> Written instruction
Show every line below where "Zinnia" can be found.

> Data rows

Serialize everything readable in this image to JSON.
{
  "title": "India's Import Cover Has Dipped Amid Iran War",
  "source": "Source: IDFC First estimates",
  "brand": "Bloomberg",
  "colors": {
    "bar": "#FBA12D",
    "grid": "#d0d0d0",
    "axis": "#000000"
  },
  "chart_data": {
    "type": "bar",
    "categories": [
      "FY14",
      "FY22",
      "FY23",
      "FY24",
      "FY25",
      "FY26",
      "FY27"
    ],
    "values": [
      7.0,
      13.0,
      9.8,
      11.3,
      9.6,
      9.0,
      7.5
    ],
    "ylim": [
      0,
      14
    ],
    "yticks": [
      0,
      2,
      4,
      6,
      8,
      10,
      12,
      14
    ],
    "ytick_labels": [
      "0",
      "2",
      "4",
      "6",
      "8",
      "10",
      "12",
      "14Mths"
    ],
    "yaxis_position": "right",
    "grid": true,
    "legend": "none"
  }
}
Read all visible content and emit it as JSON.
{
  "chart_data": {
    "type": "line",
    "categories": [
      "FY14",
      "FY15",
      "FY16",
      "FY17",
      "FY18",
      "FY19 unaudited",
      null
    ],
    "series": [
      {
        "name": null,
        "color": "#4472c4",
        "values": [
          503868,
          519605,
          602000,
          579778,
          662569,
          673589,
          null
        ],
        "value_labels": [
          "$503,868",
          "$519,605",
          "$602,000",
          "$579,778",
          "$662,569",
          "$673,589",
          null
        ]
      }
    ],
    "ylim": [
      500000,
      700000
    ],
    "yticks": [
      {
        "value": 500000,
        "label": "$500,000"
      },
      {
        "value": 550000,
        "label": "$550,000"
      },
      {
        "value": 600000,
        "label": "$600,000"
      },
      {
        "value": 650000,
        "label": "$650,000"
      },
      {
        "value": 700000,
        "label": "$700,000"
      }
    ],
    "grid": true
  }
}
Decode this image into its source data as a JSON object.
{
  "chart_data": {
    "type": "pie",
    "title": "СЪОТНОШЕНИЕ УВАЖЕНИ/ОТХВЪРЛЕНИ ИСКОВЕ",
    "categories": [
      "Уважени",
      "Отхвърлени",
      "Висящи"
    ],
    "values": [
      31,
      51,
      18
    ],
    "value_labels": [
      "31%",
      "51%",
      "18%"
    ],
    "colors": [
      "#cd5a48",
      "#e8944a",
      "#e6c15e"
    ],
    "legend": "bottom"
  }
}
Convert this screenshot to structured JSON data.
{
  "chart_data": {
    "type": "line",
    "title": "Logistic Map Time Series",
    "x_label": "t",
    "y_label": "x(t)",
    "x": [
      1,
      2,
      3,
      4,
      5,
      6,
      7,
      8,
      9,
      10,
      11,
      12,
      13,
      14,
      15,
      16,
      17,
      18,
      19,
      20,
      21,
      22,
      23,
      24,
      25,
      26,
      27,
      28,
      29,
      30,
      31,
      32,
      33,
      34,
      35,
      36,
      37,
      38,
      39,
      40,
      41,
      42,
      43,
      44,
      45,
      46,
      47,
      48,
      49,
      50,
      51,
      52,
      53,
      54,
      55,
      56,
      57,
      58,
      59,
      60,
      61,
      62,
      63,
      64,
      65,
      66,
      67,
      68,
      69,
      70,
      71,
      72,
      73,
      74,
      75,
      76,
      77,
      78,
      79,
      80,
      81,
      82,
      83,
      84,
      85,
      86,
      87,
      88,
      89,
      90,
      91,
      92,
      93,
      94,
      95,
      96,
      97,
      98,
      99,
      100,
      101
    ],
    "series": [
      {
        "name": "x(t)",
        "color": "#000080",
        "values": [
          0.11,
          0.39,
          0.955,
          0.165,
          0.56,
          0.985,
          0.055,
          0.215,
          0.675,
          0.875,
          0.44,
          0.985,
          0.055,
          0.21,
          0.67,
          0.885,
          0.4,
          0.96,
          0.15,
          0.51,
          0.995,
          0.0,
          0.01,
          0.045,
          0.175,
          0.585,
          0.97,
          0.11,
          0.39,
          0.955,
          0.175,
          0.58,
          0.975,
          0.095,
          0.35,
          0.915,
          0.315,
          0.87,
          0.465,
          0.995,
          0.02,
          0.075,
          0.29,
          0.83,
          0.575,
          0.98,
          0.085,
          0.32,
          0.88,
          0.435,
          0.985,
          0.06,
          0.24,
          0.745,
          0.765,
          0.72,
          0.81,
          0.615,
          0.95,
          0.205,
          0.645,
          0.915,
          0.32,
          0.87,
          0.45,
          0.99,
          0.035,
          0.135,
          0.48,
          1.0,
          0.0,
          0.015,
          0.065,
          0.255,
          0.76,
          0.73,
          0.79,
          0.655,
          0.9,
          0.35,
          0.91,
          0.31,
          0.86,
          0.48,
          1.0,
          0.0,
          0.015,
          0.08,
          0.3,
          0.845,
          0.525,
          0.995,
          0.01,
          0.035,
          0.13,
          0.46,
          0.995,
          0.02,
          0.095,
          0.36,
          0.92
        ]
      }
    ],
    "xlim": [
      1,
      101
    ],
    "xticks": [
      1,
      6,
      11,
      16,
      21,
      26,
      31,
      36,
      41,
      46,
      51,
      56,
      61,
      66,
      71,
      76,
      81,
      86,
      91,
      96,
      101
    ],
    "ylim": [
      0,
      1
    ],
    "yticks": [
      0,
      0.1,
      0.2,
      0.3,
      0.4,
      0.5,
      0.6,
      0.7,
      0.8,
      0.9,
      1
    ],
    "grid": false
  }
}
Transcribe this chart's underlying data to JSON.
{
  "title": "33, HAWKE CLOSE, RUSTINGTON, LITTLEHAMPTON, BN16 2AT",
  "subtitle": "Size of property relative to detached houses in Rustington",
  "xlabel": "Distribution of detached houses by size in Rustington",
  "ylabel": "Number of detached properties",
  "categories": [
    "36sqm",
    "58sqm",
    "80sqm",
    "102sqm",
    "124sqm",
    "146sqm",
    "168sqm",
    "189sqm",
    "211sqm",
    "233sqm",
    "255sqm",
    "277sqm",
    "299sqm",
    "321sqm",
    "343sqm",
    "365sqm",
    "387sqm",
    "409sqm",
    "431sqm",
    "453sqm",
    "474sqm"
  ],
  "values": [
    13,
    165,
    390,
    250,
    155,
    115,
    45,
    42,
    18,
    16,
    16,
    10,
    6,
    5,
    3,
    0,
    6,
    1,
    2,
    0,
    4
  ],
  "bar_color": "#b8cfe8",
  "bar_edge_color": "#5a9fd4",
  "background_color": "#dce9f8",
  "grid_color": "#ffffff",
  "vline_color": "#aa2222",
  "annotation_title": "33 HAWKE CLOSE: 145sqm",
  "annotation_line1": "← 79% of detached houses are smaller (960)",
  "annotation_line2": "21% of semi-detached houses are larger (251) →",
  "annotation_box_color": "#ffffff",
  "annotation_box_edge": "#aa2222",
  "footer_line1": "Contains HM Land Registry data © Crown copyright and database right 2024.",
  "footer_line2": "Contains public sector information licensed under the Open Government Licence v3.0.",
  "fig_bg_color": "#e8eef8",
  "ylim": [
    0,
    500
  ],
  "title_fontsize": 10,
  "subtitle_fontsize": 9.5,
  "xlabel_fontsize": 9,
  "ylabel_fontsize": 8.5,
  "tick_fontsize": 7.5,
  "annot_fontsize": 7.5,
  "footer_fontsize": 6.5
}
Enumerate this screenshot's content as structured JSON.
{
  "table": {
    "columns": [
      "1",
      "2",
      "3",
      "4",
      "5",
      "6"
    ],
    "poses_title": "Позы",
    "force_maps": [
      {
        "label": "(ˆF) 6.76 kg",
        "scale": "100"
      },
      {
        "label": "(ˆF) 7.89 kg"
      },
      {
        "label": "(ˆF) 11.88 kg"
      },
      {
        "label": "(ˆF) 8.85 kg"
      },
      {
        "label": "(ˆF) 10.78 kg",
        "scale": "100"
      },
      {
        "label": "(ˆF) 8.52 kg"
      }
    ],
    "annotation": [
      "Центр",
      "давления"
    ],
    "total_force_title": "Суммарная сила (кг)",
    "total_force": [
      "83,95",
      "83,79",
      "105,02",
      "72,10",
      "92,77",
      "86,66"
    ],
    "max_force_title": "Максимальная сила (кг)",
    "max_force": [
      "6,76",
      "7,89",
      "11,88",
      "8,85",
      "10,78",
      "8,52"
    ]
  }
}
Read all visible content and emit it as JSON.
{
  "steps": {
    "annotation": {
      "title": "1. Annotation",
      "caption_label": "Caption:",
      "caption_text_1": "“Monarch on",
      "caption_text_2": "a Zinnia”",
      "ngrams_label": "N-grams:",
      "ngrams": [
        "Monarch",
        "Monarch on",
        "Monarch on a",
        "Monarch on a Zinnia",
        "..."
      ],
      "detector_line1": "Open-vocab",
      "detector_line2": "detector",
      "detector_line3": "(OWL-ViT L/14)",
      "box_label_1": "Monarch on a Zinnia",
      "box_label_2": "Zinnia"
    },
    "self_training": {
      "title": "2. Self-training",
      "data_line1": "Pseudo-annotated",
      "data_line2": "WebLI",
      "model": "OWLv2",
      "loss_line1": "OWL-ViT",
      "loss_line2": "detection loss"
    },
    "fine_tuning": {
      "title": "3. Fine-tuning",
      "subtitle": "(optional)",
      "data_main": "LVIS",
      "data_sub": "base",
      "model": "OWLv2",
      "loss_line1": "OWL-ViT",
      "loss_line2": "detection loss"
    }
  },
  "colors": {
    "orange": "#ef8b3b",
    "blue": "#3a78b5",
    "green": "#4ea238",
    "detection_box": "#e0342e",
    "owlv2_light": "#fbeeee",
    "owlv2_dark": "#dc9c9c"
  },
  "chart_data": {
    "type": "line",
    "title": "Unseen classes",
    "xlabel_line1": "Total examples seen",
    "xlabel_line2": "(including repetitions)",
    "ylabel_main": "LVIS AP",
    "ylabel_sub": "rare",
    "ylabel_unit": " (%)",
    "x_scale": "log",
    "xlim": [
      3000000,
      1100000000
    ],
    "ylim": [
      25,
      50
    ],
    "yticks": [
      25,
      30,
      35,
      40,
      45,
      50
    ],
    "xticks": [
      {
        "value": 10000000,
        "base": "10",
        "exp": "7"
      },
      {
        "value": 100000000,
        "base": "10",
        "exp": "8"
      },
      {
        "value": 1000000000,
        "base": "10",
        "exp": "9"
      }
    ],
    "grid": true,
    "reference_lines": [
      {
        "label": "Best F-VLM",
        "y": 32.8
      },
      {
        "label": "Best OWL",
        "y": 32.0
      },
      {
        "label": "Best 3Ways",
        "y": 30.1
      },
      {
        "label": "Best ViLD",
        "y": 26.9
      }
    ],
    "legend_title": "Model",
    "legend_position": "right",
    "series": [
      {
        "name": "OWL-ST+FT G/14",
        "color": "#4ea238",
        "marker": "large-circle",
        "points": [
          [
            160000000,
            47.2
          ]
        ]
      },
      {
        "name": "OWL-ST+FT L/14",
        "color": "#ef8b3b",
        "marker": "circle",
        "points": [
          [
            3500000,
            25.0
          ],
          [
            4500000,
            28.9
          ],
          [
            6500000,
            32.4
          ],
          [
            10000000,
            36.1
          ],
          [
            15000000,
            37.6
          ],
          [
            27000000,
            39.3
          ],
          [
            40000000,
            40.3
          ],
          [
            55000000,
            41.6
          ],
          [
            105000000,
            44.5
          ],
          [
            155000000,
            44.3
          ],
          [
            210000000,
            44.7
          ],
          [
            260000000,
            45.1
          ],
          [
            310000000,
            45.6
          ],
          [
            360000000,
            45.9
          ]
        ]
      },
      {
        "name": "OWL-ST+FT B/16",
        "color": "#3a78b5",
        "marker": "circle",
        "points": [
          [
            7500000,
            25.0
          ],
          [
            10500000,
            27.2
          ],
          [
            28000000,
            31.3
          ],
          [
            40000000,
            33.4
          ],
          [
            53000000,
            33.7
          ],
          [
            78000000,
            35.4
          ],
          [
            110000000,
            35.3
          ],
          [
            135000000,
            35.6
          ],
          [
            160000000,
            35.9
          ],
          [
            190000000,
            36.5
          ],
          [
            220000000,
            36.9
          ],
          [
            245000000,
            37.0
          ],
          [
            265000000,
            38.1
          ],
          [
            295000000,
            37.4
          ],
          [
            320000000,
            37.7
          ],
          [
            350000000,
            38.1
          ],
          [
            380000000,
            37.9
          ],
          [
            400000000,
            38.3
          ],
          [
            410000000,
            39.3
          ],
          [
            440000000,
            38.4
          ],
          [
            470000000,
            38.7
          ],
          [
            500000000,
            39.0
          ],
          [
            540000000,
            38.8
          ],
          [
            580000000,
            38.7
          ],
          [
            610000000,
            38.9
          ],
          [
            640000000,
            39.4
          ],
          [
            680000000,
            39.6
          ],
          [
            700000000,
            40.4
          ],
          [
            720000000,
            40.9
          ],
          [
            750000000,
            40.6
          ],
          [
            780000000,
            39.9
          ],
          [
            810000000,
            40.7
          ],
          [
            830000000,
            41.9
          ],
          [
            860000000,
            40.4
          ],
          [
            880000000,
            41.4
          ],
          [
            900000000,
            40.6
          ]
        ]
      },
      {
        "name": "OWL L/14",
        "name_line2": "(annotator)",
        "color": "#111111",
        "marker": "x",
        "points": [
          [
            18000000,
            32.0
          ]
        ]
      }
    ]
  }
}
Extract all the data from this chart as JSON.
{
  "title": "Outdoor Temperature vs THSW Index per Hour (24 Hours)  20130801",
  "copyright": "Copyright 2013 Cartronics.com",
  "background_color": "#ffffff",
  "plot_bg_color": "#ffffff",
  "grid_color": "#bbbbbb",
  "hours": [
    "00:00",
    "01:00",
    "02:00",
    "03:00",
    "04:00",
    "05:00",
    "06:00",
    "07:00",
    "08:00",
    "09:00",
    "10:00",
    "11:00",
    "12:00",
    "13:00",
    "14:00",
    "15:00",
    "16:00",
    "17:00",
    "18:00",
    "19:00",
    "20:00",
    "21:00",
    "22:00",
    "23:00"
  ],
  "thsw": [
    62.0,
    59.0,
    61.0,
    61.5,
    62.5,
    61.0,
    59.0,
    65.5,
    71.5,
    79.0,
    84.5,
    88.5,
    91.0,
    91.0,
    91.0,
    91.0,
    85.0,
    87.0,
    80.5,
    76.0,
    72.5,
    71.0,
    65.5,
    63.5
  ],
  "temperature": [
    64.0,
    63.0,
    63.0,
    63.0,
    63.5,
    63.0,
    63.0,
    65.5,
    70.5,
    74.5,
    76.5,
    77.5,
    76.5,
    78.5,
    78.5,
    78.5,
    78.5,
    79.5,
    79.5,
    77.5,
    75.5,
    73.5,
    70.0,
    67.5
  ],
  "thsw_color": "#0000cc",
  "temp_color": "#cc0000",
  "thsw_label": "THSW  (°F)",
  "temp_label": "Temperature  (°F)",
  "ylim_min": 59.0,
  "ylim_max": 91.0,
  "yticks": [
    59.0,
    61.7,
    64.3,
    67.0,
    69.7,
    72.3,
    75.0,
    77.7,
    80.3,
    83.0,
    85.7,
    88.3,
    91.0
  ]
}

> Problem solution
      "caption_text_2": "a Zinnia”",
        "Monarch on a Zinnia",
      "box_label_1": "Monarch on a Zinnia",
      "box_label_2": "Zinnia"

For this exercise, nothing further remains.